Without skipping anything, write out each record below exactly.

## start

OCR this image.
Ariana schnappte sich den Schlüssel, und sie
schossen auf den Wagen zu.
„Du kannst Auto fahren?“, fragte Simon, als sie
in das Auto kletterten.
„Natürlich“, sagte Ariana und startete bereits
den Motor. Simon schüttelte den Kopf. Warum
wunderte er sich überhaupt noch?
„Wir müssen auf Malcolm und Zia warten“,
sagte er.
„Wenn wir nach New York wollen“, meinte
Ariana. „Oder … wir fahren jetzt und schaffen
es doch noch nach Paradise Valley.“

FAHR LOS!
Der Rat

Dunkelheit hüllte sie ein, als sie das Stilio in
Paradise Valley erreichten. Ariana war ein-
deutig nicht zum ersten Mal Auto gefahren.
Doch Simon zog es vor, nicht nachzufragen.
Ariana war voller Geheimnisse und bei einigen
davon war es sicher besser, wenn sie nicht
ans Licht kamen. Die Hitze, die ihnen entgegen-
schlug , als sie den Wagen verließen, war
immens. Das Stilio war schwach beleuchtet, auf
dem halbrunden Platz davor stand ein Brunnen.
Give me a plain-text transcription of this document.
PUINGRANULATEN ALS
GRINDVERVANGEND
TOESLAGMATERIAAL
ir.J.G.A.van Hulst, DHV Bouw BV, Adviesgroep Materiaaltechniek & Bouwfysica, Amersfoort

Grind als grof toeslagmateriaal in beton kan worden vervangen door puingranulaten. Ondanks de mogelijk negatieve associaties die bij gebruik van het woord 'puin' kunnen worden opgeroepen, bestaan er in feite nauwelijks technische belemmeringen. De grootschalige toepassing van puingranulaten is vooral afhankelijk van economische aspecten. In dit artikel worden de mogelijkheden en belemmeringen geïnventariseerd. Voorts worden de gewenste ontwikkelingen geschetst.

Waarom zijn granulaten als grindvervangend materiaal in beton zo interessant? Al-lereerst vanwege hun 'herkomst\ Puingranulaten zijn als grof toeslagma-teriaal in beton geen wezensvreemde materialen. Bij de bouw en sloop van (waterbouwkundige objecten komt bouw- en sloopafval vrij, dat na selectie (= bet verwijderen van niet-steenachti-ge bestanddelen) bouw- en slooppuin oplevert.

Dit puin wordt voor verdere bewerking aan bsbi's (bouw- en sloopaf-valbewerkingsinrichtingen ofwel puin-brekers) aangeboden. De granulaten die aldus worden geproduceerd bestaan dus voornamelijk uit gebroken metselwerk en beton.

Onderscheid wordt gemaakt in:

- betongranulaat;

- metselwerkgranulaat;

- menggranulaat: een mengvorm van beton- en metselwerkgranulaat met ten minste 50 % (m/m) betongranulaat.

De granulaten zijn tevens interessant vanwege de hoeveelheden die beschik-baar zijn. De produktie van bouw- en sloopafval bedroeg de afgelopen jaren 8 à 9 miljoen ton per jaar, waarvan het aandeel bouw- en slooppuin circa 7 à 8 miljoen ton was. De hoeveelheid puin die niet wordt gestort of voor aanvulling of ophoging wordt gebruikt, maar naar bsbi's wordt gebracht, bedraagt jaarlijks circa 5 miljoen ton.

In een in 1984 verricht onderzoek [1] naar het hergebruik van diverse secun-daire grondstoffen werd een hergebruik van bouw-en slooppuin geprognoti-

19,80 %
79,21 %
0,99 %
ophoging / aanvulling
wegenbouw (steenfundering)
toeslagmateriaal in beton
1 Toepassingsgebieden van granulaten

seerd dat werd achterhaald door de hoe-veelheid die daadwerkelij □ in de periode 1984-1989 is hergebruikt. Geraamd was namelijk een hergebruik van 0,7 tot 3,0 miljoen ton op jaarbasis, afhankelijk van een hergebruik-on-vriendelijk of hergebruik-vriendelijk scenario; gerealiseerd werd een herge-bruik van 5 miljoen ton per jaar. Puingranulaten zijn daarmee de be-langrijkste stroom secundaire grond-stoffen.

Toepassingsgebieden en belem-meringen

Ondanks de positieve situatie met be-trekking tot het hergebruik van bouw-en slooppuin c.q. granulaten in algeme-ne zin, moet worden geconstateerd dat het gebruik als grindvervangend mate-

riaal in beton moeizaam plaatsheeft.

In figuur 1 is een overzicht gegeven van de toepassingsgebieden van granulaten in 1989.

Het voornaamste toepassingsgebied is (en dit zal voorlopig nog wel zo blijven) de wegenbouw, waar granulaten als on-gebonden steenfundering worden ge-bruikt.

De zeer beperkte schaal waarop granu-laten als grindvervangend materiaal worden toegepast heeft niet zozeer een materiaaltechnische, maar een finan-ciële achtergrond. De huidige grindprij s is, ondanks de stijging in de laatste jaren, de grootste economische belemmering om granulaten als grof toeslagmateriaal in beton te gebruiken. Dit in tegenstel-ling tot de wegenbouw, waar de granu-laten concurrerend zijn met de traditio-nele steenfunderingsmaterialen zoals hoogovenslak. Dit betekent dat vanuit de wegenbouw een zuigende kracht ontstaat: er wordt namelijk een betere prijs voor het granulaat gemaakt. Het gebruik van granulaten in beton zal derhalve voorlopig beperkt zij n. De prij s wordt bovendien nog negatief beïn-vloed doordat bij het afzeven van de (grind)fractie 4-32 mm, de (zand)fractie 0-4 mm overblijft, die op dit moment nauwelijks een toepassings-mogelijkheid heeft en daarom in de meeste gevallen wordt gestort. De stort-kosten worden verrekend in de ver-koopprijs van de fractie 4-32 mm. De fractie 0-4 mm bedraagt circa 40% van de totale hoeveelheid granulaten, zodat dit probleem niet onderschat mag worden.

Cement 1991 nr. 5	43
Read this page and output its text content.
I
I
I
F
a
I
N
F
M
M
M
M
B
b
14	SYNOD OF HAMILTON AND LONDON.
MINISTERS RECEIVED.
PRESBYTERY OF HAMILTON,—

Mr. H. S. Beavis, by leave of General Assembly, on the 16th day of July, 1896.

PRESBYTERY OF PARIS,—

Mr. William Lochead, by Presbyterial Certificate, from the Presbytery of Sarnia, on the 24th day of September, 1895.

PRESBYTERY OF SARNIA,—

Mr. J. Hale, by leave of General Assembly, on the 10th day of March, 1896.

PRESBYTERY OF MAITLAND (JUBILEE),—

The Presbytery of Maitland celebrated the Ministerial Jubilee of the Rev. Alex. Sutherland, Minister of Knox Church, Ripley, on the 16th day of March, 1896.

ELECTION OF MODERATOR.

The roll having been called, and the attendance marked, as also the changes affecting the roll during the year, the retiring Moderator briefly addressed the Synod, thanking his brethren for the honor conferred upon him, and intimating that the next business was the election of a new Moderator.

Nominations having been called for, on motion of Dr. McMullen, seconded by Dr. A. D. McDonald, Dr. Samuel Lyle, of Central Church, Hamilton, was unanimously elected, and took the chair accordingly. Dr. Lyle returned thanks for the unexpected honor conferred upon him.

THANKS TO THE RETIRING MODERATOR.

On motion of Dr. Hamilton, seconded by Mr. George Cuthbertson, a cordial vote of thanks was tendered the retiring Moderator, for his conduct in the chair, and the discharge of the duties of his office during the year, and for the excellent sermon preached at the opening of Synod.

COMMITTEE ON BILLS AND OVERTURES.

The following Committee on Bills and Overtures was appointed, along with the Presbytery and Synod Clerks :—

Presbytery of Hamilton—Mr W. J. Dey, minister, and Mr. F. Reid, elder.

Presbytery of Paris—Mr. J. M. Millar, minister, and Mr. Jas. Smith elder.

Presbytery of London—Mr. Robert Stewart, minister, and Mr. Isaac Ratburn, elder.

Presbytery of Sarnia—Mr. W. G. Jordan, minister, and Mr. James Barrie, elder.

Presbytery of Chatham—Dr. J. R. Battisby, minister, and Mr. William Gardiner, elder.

## end

■ **SOLUTION FOR THIS PROBLEM**
OCR this image.
Ariana schnappte sich den Schlüssel, und sie
schossen auf den Wagen zu.
„Du kannst Auto fahren?“, fragte Simon, als sie
in das Auto kletterten.
„Natürlich“, sagte Ariana und startete bereits
den Motor. Simon schüttelte den Kopf. Warum
wunderte er sich überhaupt noch?
„Wir müssen auf Malcolm und Zia warten“,
sagte er.
„Wenn wir nach New York wollen“, meinte
Ariana. „Oder … wir fahren jetzt und schaffen
es doch noch nach Paradise Valley.“

FAHR LOS!
Der Rat

Dunkelheit hüllte sie ein, als sie das Stilio in
Paradise Valley erreichten. Ariana war ein-
deutig nicht zum ersten Mal Auto gefahren.
Doch Simon zog es vor, nicht nachzufragen.
Ariana war voller Geheimnisse und bei einigen
davon war es sicher besser, wenn sie nicht
ans Licht kamen. Die Hitze, die ihnen entgegen-
schlug , als sie den Wagen verließen, war
immens. Das Stilio war schwach beleuchtet, auf
dem halbrunden Platz davor stand ein Brunnen.
Give me a plain-text transcription of this document.
PUINGRANULATEN ALS
GRINDVERVANGEND
TOESLAGMATERIAAL
ir.J.G.A.van Hulst, DHV Bouw BV, Adviesgroep Materiaaltechniek & Bouwfysica, Amersfoort

Grind als grof toeslagmateriaal in beton kan worden vervangen door puingranulaten. Ondanks de mogelijk negatieve associaties die bij gebruik van het woord 'puin' kunnen worden opgeroepen, bestaan er in feite nauwelijks technische belemmeringen. De grootschalige toepassing van puingranulaten is vooral afhankelijk van economische aspecten. In dit artikel worden de mogelijkheden en belemmeringen geïnventariseerd. Voorts worden de gewenste ontwikkelingen geschetst.

Waarom zijn granulaten als grindvervangend materiaal in beton zo interessant? Al-lereerst vanwege hun 'herkomst\ Puingranulaten zijn als grof toeslagma-teriaal in beton geen wezensvreemde materialen. Bij de bouw en sloop van (waterbouwkundige objecten komt bouw- en sloopafval vrij, dat na selectie (= bet verwijderen van niet-steenachti-ge bestanddelen) bouw- en slooppuin oplevert.

Dit puin wordt voor verdere bewerking aan bsbi's (bouw- en sloopaf-valbewerkingsinrichtingen ofwel puin-brekers) aangeboden. De granulaten die aldus worden geproduceerd bestaan dus voornamelijk uit gebroken metselwerk en beton.

Onderscheid wordt gemaakt in:

- betongranulaat;

- metselwerkgranulaat;

- menggranulaat: een mengvorm van beton- en metselwerkgranulaat met ten minste 50 % (m/m) betongranulaat.

De granulaten zijn tevens interessant vanwege de hoeveelheden die beschik-baar zijn. De produktie van bouw- en sloopafval bedroeg de afgelopen jaren 8 à 9 miljoen ton per jaar, waarvan het aandeel bouw- en slooppuin circa 7 à 8 miljoen ton was. De hoeveelheid puin die niet wordt gestort of voor aanvulling of ophoging wordt gebruikt, maar naar bsbi's wordt gebracht, bedraagt jaarlijks circa 5 miljoen ton.

In een in 1984 verricht onderzoek [1] naar het hergebruik van diverse secun-daire grondstoffen werd een hergebruik van bouw-en slooppuin geprognoti-

19,80 %
79,21 %
0,99 %
ophoging / aanvulling
wegenbouw (steenfundering)
toeslagmateriaal in beton
1 Toepassingsgebieden van granulaten

seerd dat werd achterhaald door de hoe-veelheid die daadwerkelij □ in de periode 1984-1989 is hergebruikt. Geraamd was namelijk een hergebruik van 0,7 tot 3,0 miljoen ton op jaarbasis, afhankelijk van een hergebruik-on-vriendelijk of hergebruik-vriendelijk scenario; gerealiseerd werd een herge-bruik van 5 miljoen ton per jaar. Puingranulaten zijn daarmee de be-langrijkste stroom secundaire grond-stoffen.

Toepassingsgebieden en belem-meringen

Ondanks de positieve situatie met be-trekking tot het hergebruik van bouw-en slooppuin c.q. granulaten in algeme-ne zin, moet worden geconstateerd dat het gebruik als grindvervangend mate-

riaal in beton moeizaam plaatsheeft.

In figuur 1 is een overzicht gegeven van de toepassingsgebieden van granulaten in 1989.

Het voornaamste toepassingsgebied is (en dit zal voorlopig nog wel zo blijven) de wegenbouw, waar granulaten als on-gebonden steenfundering worden ge-bruikt.

De zeer beperkte schaal waarop granu-laten als grindvervangend materiaal worden toegepast heeft niet zozeer een materiaaltechnische, maar een finan-ciële achtergrond. De huidige grindprij s is, ondanks de stijging in de laatste jaren, de grootste economische belemmering om granulaten als grof toeslagmateriaal in beton te gebruiken. Dit in tegenstel-ling tot de wegenbouw, waar de granu-laten concurrerend zijn met de traditio-nele steenfunderingsmaterialen zoals hoogovenslak. Dit betekent dat vanuit de wegenbouw een zuigende kracht ontstaat: er wordt namelijk een betere prijs voor het granulaat gemaakt. Het gebruik van granulaten in beton zal derhalve voorlopig beperkt zij n. De prij s wordt bovendien nog negatief beïn-vloed doordat bij het afzeven van de (grind)fractie 4-32 mm, de (zand)fractie 0-4 mm overblijft, die op dit moment nauwelijks een toepassings-mogelijkheid heeft en daarom in de meeste gevallen wordt gestort. De stort-kosten worden verrekend in de ver-koopprijs van de fractie 4-32 mm. De fractie 0-4 mm bedraagt circa 40% van de totale hoeveelheid granulaten, zodat dit probleem niet onderschat mag worden.

Cement 1991 nr. 5	43
Read this page and output its text content.
I
I
I
F
a
I
N
F
M
M
M
M
B
b
14	SYNOD OF HAMILTON AND LONDON.
MINISTERS RECEIVED.
PRESBYTERY OF HAMILTON,—

Mr. H. S. Beavis, by leave of General Assembly, on the 16th day of July, 1896.

PRESBYTERY OF PARIS,—

Mr. William Lochead, by Presbyterial Certificate, from the Presbytery of Sarnia, on the 24th day of September, 1895.

PRESBYTERY OF SARNIA,—

Mr. J. Hale, by leave of General Assembly, on the 10th day of March, 1896.

PRESBYTERY OF MAITLAND (JUBILEE),—

The Presbytery of Maitland celebrated the Ministerial Jubilee of the Rev. Alex. Sutherland, Minister of Knox Church, Ripley, on the 16th day of March, 1896.

ELECTION OF MODERATOR.

The roll having been called, and the attendance marked, as also the changes affecting the roll during the year, the retiring Moderator briefly addressed the Synod, thanking his brethren for the honor conferred upon him, and intimating that the next business was the election of a new Moderator.

Nominations having been called for, on motion of Dr. McMullen, seconded by Dr. A. D. McDonald, Dr. Samuel Lyle, of Central Church, Hamilton, was unanimously elected, and took the chair accordingly. Dr. Lyle returned thanks for the unexpected honor conferred upon him.

THANKS TO THE RETIRING MODERATOR.

On motion of Dr. Hamilton, seconded by Mr. George Cuthbertson, a cordial vote of thanks was tendered the retiring Moderator, for his conduct in the chair, and the discharge of the duties of his office during the year, and for the excellent sermon preached at the opening of Synod.

COMMITTEE ON BILLS AND OVERTURES.

The following Committee on Bills and Overtures was appointed, along with the Presbytery and Synod Clerks :—

Presbytery of Hamilton—Mr W. J. Dey, minister, and Mr. F. Reid, elder.

Presbytery of Paris—Mr. J. M. Millar, minister, and Mr. Jas. Smith elder.

Presbytery of London—Mr. Robert Stewart, minister, and Mr. Isaac Ratburn, elder.

Presbytery of Sarnia—Mr. W. G. Jordan, minister, and Mr. James Barrie, elder.

Presbytery of Chatham—Dr. J. R. Battisby, minister, and Mr. William Gardiner, elder.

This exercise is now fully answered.